§ WORK TO COMPLETE
In your copy, leave out the pictures and repeat the entries below exactly.

Start of RECORDS SUPPLIED

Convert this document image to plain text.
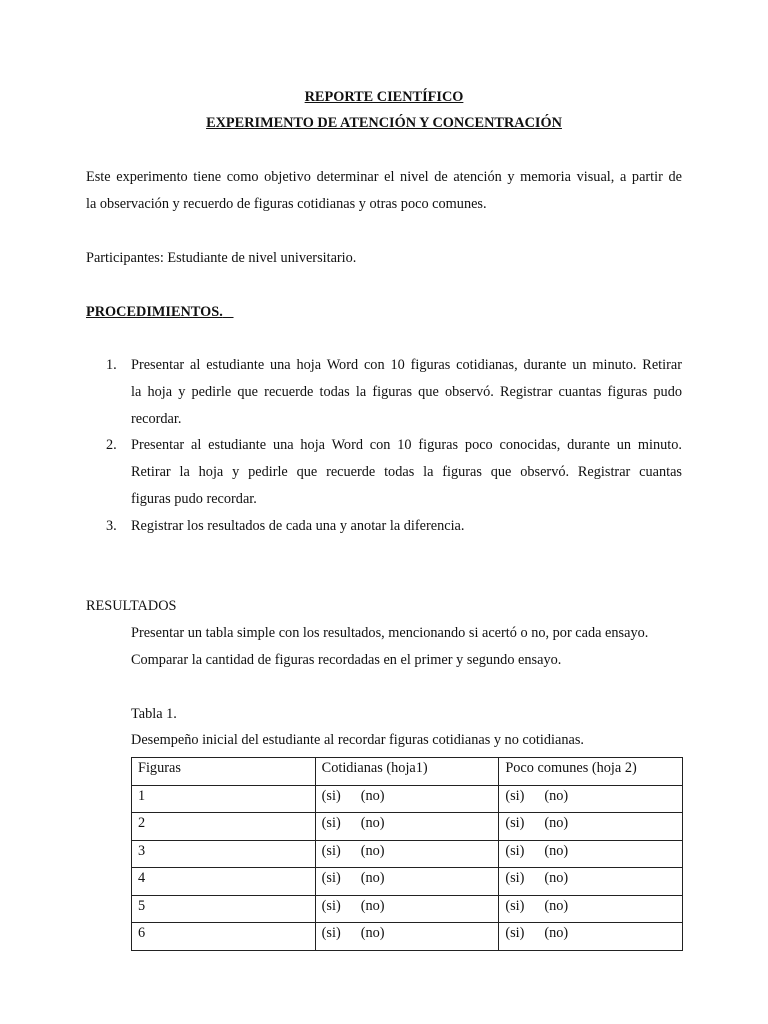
REPORTE CIENTÍFICO
EXPERIMENTO DE ATENCIÓN Y CONCENTRACIÓN
Este experimento tiene como objetivo determinar el nivel de atención y memoria visual, a partir de
la observación y recuerdo de figuras cotidianas y otras poco comunes.
Participantes: Estudiante de nivel universitario.
PROCEDIMIENTOS.
1. Presentar al estudiante una hoja Word con 10 figuras cotidianas, durante un minuto. Retirar
la hoja y pedirle que recuerde todas la figuras que observó. Registrar cuantas figuras pudo
recordar.
2. Presentar al estudiante una hoja Word con 10 figuras poco conocidas, durante un minuto.
Retirar la hoja y pedirle que recuerde todas la figuras que observó. Registrar cuantas
figuras pudo recordar.
3. Registrar los resultados de cada una y anotar la diferencia.
RESULTADOS
Presentar un tabla simple con los resultados, mencionando si acertó o no, por cada ensayo.
Comparar la cantidad de figuras recordadas en el primer y segundo ensayo.
Tabla 1.
Desempeño inicial del estudiante al recordar figuras cotidianas y no cotidianas.
Figuras	Cotidianas (hoja1)	Poco comunes (hoja 2)
1	(si) (no)	(si) (no)
2	(si) (no)	(si) (no)
3	(si) (no)	(si) (no)
4	(si) (no)	(si) (no)
5	(si) (no)	(si) (no)
6	(si) (no)	(si) (no)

End of RECORDS SUPPLIED

§ REPLY
Convert this document image to plain text.
REPORTE CIENTÍFICO
EXPERIMENTO DE ATENCIÓN Y CONCENTRACIÓN
Este experimento tiene como objetivo determinar el nivel de atención y memoria visual, a partir de
la observación y recuerdo de figuras cotidianas y otras poco comunes.
Participantes: Estudiante de nivel universitario.
PROCEDIMIENTOS.
1. Presentar al estudiante una hoja Word con 10 figuras cotidianas, durante un minuto. Retirar
la hoja y pedirle que recuerde todas la figuras que observó. Registrar cuantas figuras pudo
recordar.
2. Presentar al estudiante una hoja Word con 10 figuras poco conocidas, durante un minuto.
Retirar la hoja y pedirle que recuerde todas la figuras que observó. Registrar cuantas
figuras pudo recordar.
3. Registrar los resultados de cada una y anotar la diferencia.
RESULTADOS
Presentar un tabla simple con los resultados, mencionando si acertó o no, por cada ensayo.
Comparar la cantidad de figuras recordadas en el primer y segundo ensayo.
Tabla 1.
Desempeño inicial del estudiante al recordar figuras cotidianas y no cotidianas.
Figuras	Cotidianas (hoja1)	Poco comunes (hoja 2)
1	(si) (no)	(si) (no)
2	(si) (no)	(si) (no)
3	(si) (no)	(si) (no)
4	(si) (no)	(si) (no)
5	(si) (no)	(si) (no)
6	(si) (no)	(si) (no)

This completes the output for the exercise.